══ Input records ══
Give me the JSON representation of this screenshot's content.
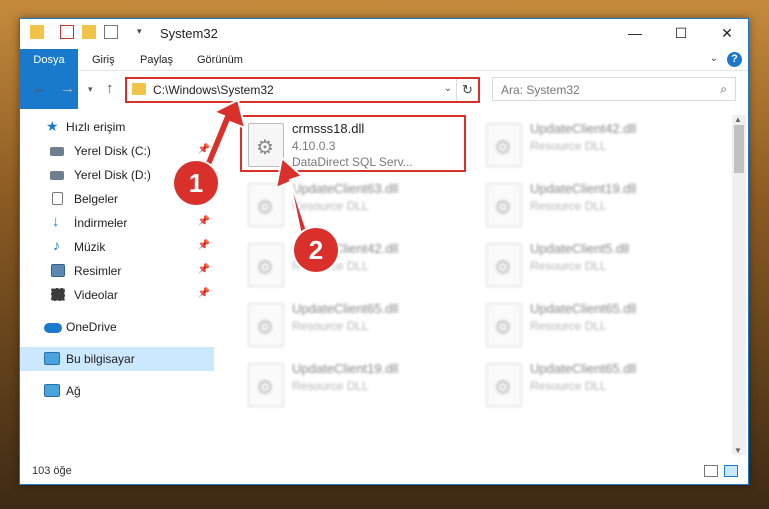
{
  "window": {
    "title": "System32",
    "controls": {
      "minimize": "—",
      "maximize": "☐",
      "close": "✕"
    }
  },
  "ribbon": {
    "tabs": [
      "Dosya",
      "Giriş",
      "Paylaş",
      "Görünüm"
    ],
    "help": "?"
  },
  "nav": {
    "address": "C:\\Windows\\System32",
    "search_placeholder": "Ara: System32"
  },
  "sidebar": {
    "items": [
      {
        "label": "Hızlı erişim",
        "icon": "star-icon"
      },
      {
        "label": "Yerel Disk (C:)",
        "icon": "drive-icon"
      },
      {
        "label": "Yerel Disk (D:)",
        "icon": "drive-icon"
      },
      {
        "label": "Belgeler",
        "icon": "documents-icon"
      },
      {
        "label": "İndirmeler",
        "icon": "download-icon"
      },
      {
        "label": "Müzik",
        "icon": "music-icon"
      },
      {
        "label": "Resimler",
        "icon": "pictures-icon"
      },
      {
        "label": "Videolar",
        "icon": "video-icon"
      },
      {
        "label": "OneDrive",
        "icon": "cloud-icon"
      },
      {
        "label": "Bu bilgisayar",
        "icon": "computer-icon"
      },
      {
        "label": "Ağ",
        "icon": "network-icon"
      }
    ]
  },
  "files": [
    {
      "name": "crmsss18.dll",
      "line2": "4.10.0.3",
      "line3": "DataDirect SQL Serv..."
    },
    {
      "name": "UpdateClient42.dll",
      "line2": "Resource DLL"
    },
    {
      "name": "UpdateClient63.dll",
      "line2": "Resource DLL"
    },
    {
      "name": "UpdateClient19.dll",
      "line2": "Resource DLL"
    },
    {
      "name": "UpdateClient42.dll",
      "line2": "Resource DLL"
    },
    {
      "name": "UpdateClient5.dll",
      "line2": "Resource DLL"
    },
    {
      "name": "UpdateClient65.dll",
      "line2": "Resource DLL"
    },
    {
      "name": "UpdateClient65.dll",
      "line2": "Resource DLL"
    },
    {
      "name": "UpdateClient19.dll",
      "line2": "Resource DLL"
    },
    {
      "name": "UpdateClient65.dll",
      "line2": "Resource DLL"
    }
  ],
  "status": {
    "count": "103 öğe"
  },
  "annotations": {
    "one": "1",
    "two": "2"
  },
  "colors": {
    "accent": "#1979ca",
    "highlight": "#d9302b",
    "selected": "#cce8ff"
  }
}
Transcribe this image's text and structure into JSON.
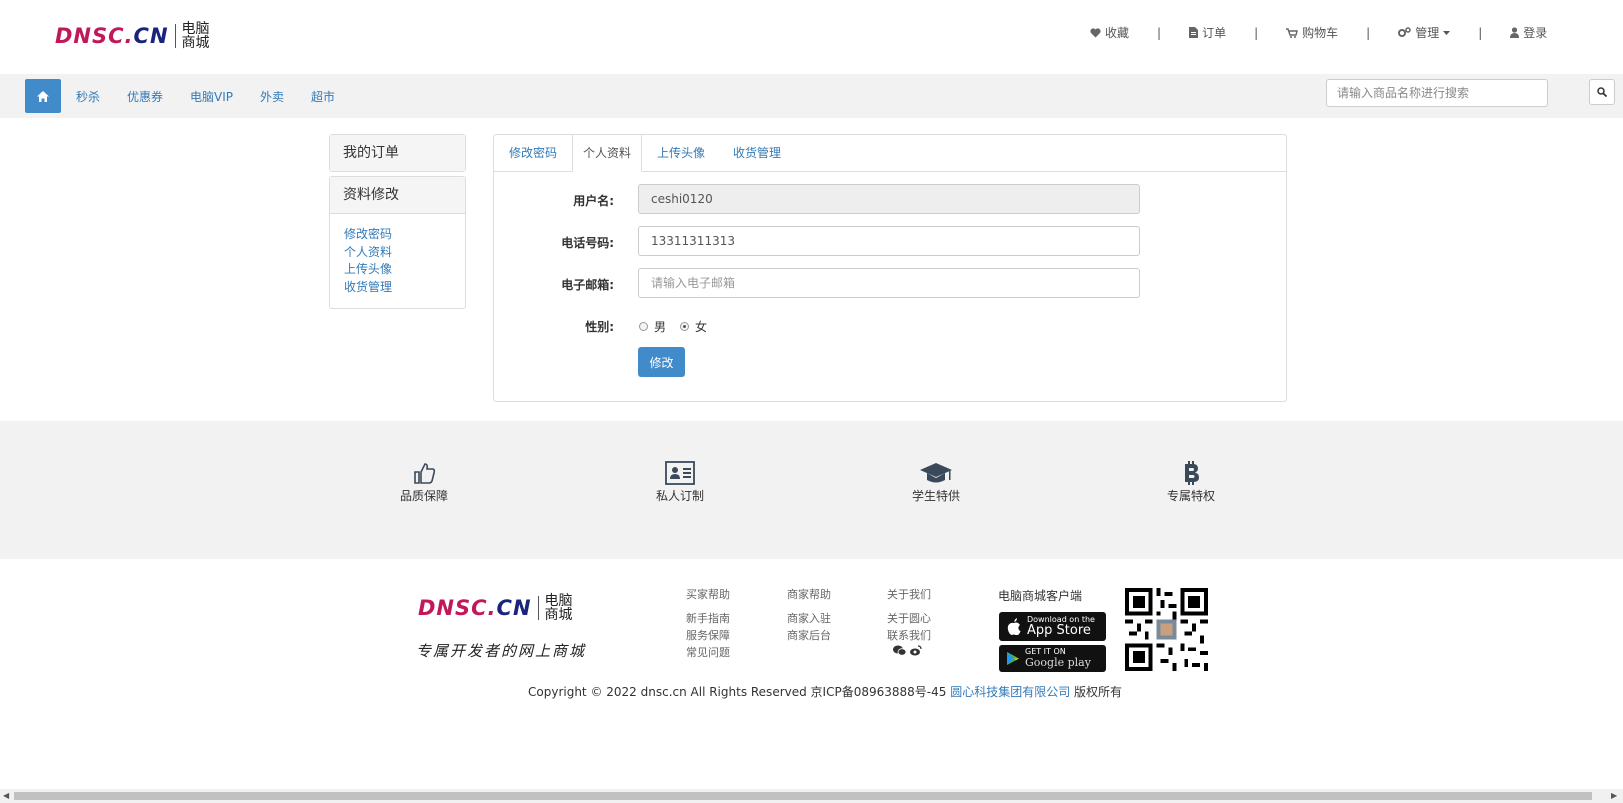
{
  "brand": {
    "logo_latin_a": "DNSC.",
    "logo_latin_b": "CN",
    "logo_cn_1": "电脑",
    "logo_cn_2": "商城",
    "colors": {
      "pink": "#c2185b",
      "navy": "#1a237e",
      "accent": "#428bca"
    }
  },
  "top_links": {
    "favorites": "收藏",
    "orders": "订单",
    "cart": "购物车",
    "manage": "管理",
    "login": "登录"
  },
  "nav": {
    "items": [
      "秒杀",
      "优惠券",
      "电脑VIP",
      "外卖",
      "超市"
    ],
    "search_placeholder": "请输入商品名称进行搜索"
  },
  "sidebar": {
    "my_orders": "我的订单",
    "profile_edit": "资料修改",
    "links": [
      "修改密码",
      "个人资料",
      "上传头像",
      "收货管理"
    ]
  },
  "tabs": [
    "修改密码",
    "个人资料",
    "上传头像",
    "收货管理"
  ],
  "active_tab": "个人资料",
  "form": {
    "username_label": "用户名:",
    "username_value": "ceshi0120",
    "phone_label": "电话号码:",
    "phone_value": "13311311313",
    "email_label": "电子邮箱:",
    "email_placeholder": "请输入电子邮箱",
    "gender_label": "性别:",
    "gender_male": "男",
    "gender_female": "女",
    "gender_selected": "女",
    "submit_label": "修改"
  },
  "features": [
    "品质保障",
    "私人订制",
    "学生特供",
    "专属特权"
  ],
  "footer": {
    "slogan": "专属开发者的网上商城",
    "columns": [
      {
        "title": "买家帮助",
        "items": [
          "新手指南",
          "服务保障",
          "常见问题"
        ]
      },
      {
        "title": "商家帮助",
        "items": [
          "商家入驻",
          "商家后台"
        ]
      },
      {
        "title": "关于我们",
        "items": [
          "关于圆心",
          "联系我们"
        ]
      }
    ],
    "client_title": "电脑商城客户端",
    "appstore_line1": "Download on the",
    "appstore_line2": "App Store",
    "googleplay_line1": "GET IT ON",
    "googleplay_line2": "Google play",
    "copyright_prefix": "Copyright © 2022 dnsc.cn All Rights Reserved 京ICP备08963888号-45 ",
    "company": "圆心科技集团有限公司",
    "copyright_suffix": " 版权所有"
  }
}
═══
Go through the entries above and print each one exactly, minus the pictures.

Give me the JSON representation of this screenshot's content.
{
  "window": {
    "title": "System32",
    "controls": {
      "minimize": "—",
      "maximize": "☐",
      "close": "✕"
    }
  },
  "ribbon": {
    "tabs": [
      "Dosya",
      "Giriş",
      "Paylaş",
      "Görünüm"
    ],
    "help": "?"
  },
  "nav": {
    "address": "C:\\Windows\\System32",
    "search_placeholder": "Ara: System32"
  },
  "sidebar": {
    "items": [
      {
        "label": "Hızlı erişim",
        "icon": "star-icon"
      },
      {
        "label": "Yerel Disk (C:)",
        "icon": "drive-icon"
      },
      {
        "label": "Yerel Disk (D:)",
        "icon": "drive-icon"
      },
      {
        "label": "Belgeler",
        "icon": "documents-icon"
      },
      {
        "label": "İndirmeler",
        "icon": "download-icon"
      },
      {
        "label": "Müzik",
        "icon": "music-icon"
      },
      {
        "label": "Resimler",
        "icon": "pictures-icon"
      },
      {
        "label": "Videolar",
        "icon": "video-icon"
      },
      {
        "label": "OneDrive",
        "icon": "cloud-icon"
      },
      {
        "label": "Bu bilgisayar",
        "icon": "computer-icon"
      },
      {
        "label": "Ağ",
        "icon": "network-icon"
      }
    ]
  },
  "files": [
    {
      "name": "crmsss18.dll",
      "line2": "4.10.0.3",
      "line3": "DataDirect SQL Serv..."
    },
    {
      "name": "UpdateClient42.dll",
      "line2": "Resource DLL"
    },
    {
      "name": "UpdateClient63.dll",
      "line2": "Resource DLL"
    },
    {
      "name": "UpdateClient19.dll",
      "line2": "Resource DLL"
    },
    {
      "name": "UpdateClient42.dll",
      "line2": "Resource DLL"
    },
    {
      "name": "UpdateClient5.dll",
      "line2": "Resource DLL"
    },
    {
      "name": "UpdateClient65.dll",
      "line2": "Resource DLL"
    },
    {
      "name": "UpdateClient65.dll",
      "line2": "Resource DLL"
    },
    {
      "name": "UpdateClient19.dll",
      "line2": "Resource DLL"
    },
    {
      "name": "UpdateClient65.dll",
      "line2": "Resource DLL"
    }
  ],
  "status": {
    "count": "103 öğe"
  },
  "annotations": {
    "one": "1",
    "two": "2"
  },
  "colors": {
    "accent": "#1979ca",
    "highlight": "#d9302b",
    "selected": "#cce8ff"
  }
}
Transcribe this image's text and structure into JSON.
{
  "brand": {
    "logo_latin_a": "DNSC.",
    "logo_latin_b": "CN",
    "logo_cn_1": "电脑",
    "logo_cn_2": "商城",
    "colors": {
      "pink": "#c2185b",
      "navy": "#1a237e",
      "accent": "#428bca"
    }
  },
  "top_links": {
    "favorites": "收藏",
    "orders": "订单",
    "cart": "购物车",
    "manage": "管理",
    "login": "登录"
  },
  "nav": {
    "items": [
      "秒杀",
      "优惠券",
      "电脑VIP",
      "外卖",
      "超市"
    ],
    "search_placeholder": "请输入商品名称进行搜索"
  },
  "sidebar": {
    "my_orders": "我的订单",
    "profile_edit": "资料修改",
    "links": [
      "修改密码",
      "个人资料",
      "上传头像",
      "收货管理"
    ]
  },
  "tabs": [
    "修改密码",
    "个人资料",
    "上传头像",
    "收货管理"
  ],
  "active_tab": "个人资料",
  "form": {
    "username_label": "用户名:",
    "username_value": "ceshi0120",
    "phone_label": "电话号码:",
    "phone_value": "13311311313",
    "email_label": "电子邮箱:",
    "email_placeholder": "请输入电子邮箱",
    "gender_label": "性别:",
    "gender_male": "男",
    "gender_female": "女",
    "gender_selected": "女",
    "submit_label": "修改"
  },
  "features": [
    "品质保障",
    "私人订制",
    "学生特供",
    "专属特权"
  ],
  "footer": {
    "slogan": "专属开发者的网上商城",
    "columns": [
      {
        "title": "买家帮助",
        "items": [
          "新手指南",
          "服务保障",
          "常见问题"
        ]
      },
      {
        "title": "商家帮助",
        "items": [
          "商家入驻",
          "商家后台"
        ]
      },
      {
        "title": "关于我们",
        "items": [
          "关于圆心",
          "联系我们"
        ]
      }
    ],
    "client_title": "电脑商城客户端",
    "appstore_line1": "Download on the",
    "appstore_line2": "App Store",
    "googleplay_line1": "GET IT ON",
    "googleplay_line2": "Google play",
    "copyright_prefix": "Copyright © 2022 dnsc.cn All Rights Reserved 京ICP备08963888号-45 ",
    "company": "圆心科技集团有限公司",
    "copyright_suffix": " 版权所有"
  }
}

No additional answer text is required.